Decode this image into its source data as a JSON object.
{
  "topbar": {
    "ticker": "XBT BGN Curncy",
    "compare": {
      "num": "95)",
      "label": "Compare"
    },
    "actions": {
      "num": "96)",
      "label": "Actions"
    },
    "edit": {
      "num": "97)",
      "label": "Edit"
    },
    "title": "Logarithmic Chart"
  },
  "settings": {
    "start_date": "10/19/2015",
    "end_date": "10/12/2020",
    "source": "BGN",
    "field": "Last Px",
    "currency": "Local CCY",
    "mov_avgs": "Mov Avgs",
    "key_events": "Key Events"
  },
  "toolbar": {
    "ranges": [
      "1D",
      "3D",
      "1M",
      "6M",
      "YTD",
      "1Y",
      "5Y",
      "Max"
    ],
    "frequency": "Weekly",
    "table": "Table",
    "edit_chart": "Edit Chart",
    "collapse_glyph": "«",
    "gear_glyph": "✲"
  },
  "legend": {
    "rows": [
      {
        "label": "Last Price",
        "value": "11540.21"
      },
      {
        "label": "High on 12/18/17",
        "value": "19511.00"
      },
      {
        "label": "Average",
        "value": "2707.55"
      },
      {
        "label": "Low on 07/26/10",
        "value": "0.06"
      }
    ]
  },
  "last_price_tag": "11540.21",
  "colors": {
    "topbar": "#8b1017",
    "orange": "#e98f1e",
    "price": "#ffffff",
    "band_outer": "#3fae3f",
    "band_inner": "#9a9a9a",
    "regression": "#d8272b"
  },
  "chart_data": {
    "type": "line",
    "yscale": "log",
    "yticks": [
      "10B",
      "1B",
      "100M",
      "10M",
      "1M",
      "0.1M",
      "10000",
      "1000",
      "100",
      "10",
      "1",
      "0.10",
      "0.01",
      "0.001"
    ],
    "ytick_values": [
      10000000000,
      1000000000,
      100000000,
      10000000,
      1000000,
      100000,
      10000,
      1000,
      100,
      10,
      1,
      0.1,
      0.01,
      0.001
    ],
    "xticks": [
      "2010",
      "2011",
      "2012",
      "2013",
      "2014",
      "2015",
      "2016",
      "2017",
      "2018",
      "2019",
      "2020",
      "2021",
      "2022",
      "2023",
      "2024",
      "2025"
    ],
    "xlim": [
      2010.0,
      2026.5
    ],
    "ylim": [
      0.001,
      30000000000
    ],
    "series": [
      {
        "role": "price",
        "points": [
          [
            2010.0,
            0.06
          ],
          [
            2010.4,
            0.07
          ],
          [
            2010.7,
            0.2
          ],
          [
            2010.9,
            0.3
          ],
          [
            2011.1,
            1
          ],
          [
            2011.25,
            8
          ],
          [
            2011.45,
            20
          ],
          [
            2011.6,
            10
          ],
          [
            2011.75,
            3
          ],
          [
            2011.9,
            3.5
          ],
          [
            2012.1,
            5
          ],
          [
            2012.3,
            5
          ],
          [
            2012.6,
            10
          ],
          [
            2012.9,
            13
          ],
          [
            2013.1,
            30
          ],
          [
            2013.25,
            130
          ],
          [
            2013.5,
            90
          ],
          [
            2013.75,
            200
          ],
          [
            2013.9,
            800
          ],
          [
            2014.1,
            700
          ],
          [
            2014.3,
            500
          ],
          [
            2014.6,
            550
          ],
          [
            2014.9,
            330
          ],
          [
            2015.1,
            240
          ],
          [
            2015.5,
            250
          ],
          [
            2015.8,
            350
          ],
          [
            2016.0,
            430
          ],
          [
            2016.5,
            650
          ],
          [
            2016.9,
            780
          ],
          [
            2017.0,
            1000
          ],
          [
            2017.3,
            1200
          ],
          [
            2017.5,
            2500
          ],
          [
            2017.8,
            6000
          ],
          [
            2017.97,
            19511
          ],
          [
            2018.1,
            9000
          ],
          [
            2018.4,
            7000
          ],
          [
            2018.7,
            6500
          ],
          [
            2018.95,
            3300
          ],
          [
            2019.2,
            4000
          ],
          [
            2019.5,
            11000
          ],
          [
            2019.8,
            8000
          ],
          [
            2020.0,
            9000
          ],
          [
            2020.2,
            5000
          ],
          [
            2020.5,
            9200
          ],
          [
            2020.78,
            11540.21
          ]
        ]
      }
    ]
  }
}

·····

* **Stated exercise**: Output all of the material exactly as written.

* **Completed exercise**:
Decode this image into its source data as a JSON object.
{
  "topbar": {
    "ticker": "XBT BGN Curncy",
    "compare": {
      "num": "95)",
      "label": "Compare"
    },
    "actions": {
      "num": "96)",
      "label": "Actions"
    },
    "edit": {
      "num": "97)",
      "label": "Edit"
    },
    "title": "Logarithmic Chart"
  },
  "settings": {
    "start_date": "10/19/2015",
    "end_date": "10/12/2020",
    "source": "BGN",
    "field": "Last Px",
    "currency": "Local CCY",
    "mov_avgs": "Mov Avgs",
    "key_events": "Key Events"
  },
  "toolbar": {
    "ranges": [
      "1D",
      "3D",
      "1M",
      "6M",
      "YTD",
      "1Y",
      "5Y",
      "Max"
    ],
    "frequency": "Weekly",
    "table": "Table",
    "edit_chart": "Edit Chart",
    "collapse_glyph": "«",
    "gear_glyph": "✲"
  },
  "legend": {
    "rows": [
      {
        "label": "Last Price",
        "value": "11540.21"
      },
      {
        "label": "High on 12/18/17",
        "value": "19511.00"
      },
      {
        "label": "Average",
        "value": "2707.55"
      },
      {
        "label": "Low on 07/26/10",
        "value": "0.06"
      }
    ]
  },
  "last_price_tag": "11540.21",
  "colors": {
    "topbar": "#8b1017",
    "orange": "#e98f1e",
    "price": "#ffffff",
    "band_outer": "#3fae3f",
    "band_inner": "#9a9a9a",
    "regression": "#d8272b"
  },
  "chart_data": {
    "type": "line",
    "yscale": "log",
    "yticks": [
      "10B",
      "1B",
      "100M",
      "10M",
      "1M",
      "0.1M",
      "10000",
      "1000",
      "100",
      "10",
      "1",
      "0.10",
      "0.01",
      "0.001"
    ],
    "ytick_values": [
      10000000000,
      1000000000,
      100000000,
      10000000,
      1000000,
      100000,
      10000,
      1000,
      100,
      10,
      1,
      0.1,
      0.01,
      0.001
    ],
    "xticks": [
      "2010",
      "2011",
      "2012",
      "2013",
      "2014",
      "2015",
      "2016",
      "2017",
      "2018",
      "2019",
      "2020",
      "2021",
      "2022",
      "2023",
      "2024",
      "2025"
    ],
    "xlim": [
      2010.0,
      2026.5
    ],
    "ylim": [
      0.001,
      30000000000
    ],
    "series": [
      {
        "role": "price",
        "points": [
          [
            2010.0,
            0.06
          ],
          [
            2010.4,
            0.07
          ],
          [
            2010.7,
            0.2
          ],
          [
            2010.9,
            0.3
          ],
          [
            2011.1,
            1
          ],
          [
            2011.25,
            8
          ],
          [
            2011.45,
            20
          ],
          [
            2011.6,
            10
          ],
          [
            2011.75,
            3
          ],
          [
            2011.9,
            3.5
          ],
          [
            2012.1,
            5
          ],
          [
            2012.3,
            5
          ],
          [
            2012.6,
            10
          ],
          [
            2012.9,
            13
          ],
          [
            2013.1,
            30
          ],
          [
            2013.25,
            130
          ],
          [
            2013.5,
            90
          ],
          [
            2013.75,
            200
          ],
          [
            2013.9,
            800
          ],
          [
            2014.1,
            700
          ],
          [
            2014.3,
            500
          ],
          [
            2014.6,
            550
          ],
          [
            2014.9,
            330
          ],
          [
            2015.1,
            240
          ],
          [
            2015.5,
            250
          ],
          [
            2015.8,
            350
          ],
          [
            2016.0,
            430
          ],
          [
            2016.5,
            650
          ],
          [
            2016.9,
            780
          ],
          [
            2017.0,
            1000
          ],
          [
            2017.3,
            1200
          ],
          [
            2017.5,
            2500
          ],
          [
            2017.8,
            6000
          ],
          [
            2017.97,
            19511
          ],
          [
            2018.1,
            9000
          ],
          [
            2018.4,
            7000
          ],
          [
            2018.7,
            6500
          ],
          [
            2018.95,
            3300
          ],
          [
            2019.2,
            4000
          ],
          [
            2019.5,
            11000
          ],
          [
            2019.8,
            8000
          ],
          [
            2020.0,
            9000
          ],
          [
            2020.2,
            5000
          ],
          [
            2020.5,
            9200
          ],
          [
            2020.78,
            11540.21
          ]
        ]
      }
    ]
  }
}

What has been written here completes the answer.